• **TEXT UNDER STUDY**:
■ ■ ■ ■ ■

A lot of ideas used in IPFS has been explored before by projects like BitTorrent (peer-to-peer sharing), Fossil and Venti from Plan9 (write-once data blocks and path redirection), git (Merkle tree/directed acyclic graph), etc. However, the killer feature is how easily IPFS integrates with existing infrastructure. Not only are there HTTP gateways that allows for accessing IPFS/IPNS from web browsers instead of IPFS clients, but also compatibility with FUSE (Filesystem in Userspace), which actually allows you to mount the entire IPFS as a read-only partition: sure this also makes hosting static websites possible, but you have to admit that having access to a global-scale (or should I say, interplanetary?) P2P shared drive is way cooler.

■ ■ ■ ■ ■

• **LISTED RECORDS**:
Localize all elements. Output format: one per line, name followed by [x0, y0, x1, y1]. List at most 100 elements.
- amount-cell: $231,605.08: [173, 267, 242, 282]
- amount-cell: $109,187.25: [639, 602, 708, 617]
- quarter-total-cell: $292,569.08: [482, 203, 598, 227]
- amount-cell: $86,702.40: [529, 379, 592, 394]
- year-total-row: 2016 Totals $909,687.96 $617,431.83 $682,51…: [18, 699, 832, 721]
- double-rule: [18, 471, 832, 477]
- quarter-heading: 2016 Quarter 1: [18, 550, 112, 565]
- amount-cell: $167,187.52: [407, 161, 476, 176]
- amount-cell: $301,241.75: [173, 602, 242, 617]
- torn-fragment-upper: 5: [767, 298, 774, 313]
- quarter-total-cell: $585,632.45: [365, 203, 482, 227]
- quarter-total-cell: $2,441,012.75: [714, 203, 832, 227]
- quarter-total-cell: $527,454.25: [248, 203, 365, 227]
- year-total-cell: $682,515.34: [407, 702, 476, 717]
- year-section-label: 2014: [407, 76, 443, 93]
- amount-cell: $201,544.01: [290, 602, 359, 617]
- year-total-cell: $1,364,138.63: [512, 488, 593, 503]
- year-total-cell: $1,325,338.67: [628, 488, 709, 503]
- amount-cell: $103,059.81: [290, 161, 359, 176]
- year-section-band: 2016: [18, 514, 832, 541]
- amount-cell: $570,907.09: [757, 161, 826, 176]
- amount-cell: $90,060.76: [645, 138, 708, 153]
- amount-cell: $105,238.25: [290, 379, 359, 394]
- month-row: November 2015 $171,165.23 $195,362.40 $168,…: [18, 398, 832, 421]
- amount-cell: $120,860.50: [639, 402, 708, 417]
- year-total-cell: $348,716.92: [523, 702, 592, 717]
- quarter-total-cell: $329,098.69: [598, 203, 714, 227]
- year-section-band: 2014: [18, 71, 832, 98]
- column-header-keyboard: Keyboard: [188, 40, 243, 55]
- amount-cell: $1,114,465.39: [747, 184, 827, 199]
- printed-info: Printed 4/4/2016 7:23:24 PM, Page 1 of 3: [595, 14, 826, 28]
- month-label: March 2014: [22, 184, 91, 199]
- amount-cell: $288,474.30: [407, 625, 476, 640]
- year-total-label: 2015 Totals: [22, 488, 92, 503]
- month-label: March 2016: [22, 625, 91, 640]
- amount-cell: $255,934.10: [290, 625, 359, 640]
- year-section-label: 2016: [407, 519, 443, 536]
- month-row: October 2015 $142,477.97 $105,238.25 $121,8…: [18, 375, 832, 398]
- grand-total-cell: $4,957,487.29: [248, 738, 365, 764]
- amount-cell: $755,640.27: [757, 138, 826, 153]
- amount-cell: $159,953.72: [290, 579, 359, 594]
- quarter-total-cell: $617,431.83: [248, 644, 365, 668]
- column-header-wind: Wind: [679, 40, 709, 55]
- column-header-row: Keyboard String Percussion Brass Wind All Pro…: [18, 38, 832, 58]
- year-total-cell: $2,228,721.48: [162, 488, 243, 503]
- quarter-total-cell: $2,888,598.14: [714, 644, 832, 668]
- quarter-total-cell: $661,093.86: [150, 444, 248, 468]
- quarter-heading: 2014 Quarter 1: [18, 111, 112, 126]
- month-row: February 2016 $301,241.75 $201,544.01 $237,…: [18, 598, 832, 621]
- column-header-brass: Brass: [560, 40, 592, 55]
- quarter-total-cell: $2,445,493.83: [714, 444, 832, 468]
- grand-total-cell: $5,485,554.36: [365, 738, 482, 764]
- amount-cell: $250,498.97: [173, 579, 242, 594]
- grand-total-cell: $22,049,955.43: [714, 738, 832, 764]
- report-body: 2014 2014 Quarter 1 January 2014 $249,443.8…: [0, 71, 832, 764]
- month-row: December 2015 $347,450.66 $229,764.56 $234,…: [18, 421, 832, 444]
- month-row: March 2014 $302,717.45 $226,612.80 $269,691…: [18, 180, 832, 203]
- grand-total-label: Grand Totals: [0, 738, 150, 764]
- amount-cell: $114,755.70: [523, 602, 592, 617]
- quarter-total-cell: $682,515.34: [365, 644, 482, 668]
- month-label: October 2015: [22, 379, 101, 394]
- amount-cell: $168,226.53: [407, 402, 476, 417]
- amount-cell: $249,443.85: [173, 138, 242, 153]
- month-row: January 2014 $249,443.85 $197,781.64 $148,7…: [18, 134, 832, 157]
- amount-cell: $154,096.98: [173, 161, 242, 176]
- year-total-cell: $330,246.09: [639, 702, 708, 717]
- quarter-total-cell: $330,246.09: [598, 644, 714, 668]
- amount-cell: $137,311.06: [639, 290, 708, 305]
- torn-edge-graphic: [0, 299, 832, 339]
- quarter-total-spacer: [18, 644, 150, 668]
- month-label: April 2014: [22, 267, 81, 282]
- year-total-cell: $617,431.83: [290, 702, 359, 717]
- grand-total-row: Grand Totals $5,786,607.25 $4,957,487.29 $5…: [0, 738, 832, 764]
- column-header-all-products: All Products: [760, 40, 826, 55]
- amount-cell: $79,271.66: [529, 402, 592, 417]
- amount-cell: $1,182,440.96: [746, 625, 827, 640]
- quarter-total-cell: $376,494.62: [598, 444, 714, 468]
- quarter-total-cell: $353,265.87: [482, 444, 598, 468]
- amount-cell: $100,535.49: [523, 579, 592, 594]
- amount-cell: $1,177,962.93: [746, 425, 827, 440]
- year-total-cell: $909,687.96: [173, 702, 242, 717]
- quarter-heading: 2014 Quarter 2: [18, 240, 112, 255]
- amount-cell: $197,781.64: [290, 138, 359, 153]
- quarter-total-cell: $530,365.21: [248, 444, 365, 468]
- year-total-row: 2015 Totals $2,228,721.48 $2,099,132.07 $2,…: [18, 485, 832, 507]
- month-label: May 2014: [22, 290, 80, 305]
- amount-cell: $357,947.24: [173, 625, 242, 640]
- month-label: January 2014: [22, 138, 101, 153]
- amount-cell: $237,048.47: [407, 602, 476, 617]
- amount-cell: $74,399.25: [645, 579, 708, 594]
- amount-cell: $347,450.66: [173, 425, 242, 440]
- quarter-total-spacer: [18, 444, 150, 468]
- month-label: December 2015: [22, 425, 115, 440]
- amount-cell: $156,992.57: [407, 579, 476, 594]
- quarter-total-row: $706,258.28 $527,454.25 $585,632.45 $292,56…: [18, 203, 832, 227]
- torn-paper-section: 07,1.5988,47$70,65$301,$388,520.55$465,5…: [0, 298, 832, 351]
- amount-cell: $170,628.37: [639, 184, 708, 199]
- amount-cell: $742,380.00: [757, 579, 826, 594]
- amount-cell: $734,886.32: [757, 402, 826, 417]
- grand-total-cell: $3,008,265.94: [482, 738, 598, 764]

■ ■ ■ ■ ■

• **WHAT THIS EXERCISE ASKS**:
**a.** Return the part of the IPFS text between "A lot of ideas" and "is way cooler.", inclusive.
**b.** Translate this sentence from the IPFS text into Spanish: "However, the killer feature is how easily IPFS integrates with existing infrastructure."
**c.** Extend the text about IPFS, starting after its final sentence.
The data comes from a source unrelated to the IPFS text.

• **ANSWERS PROVIDED**:
**a.**
A lot of ideas used in IPFS has been explored before by projects like BitTorrent (peer-to-peer sharing), Fossil and Venti from Plan9 (write-once data blocks and path redirection), git (Merkle tree/directed acyclic graph), etc. However, the killer feature is how easily IPFS integrates with existing infrastructure. Not only are there HTTP gateways that allows for accessing IPFS/IPNS from web browsers instead of IPFS clients, but also compatibility with FUSE (Filesystem in Userspace), which actually allows you to mount the entire IPFS as a read-only partition: sure this also makes hosting static websites possible, but you have to admit that having access to a global-scale (or should I say, interplanetary?) P2P shared drive is way cooler.

**b.** Sin embargo, la característica estrella es la facilidad con la que IPFS se integra con la infraestructura existente.

**c.**
Hosting Static Websites on IPFS

The official guide already outlines the general usage pattern pretty well. Here's the TLDR:

Once this is done, you can access your website at either <gatway-address>/ipfs/<website-root-hash> or <gatway-address>/ipns/<ipns-address> from any HTTP gateway: you can use the local one (likely at 127.0.0.1:8080) started by the IPFS daemon, or any of the public ones (comes with extra risk of MITM attacks from the gateway owners as file retrieval is done on the gateway servers). In case you have multiple websites, you can generate more IPNS key pairs using ipns key gen, and specify --key when running ipfs name publish to a specific IPNS address.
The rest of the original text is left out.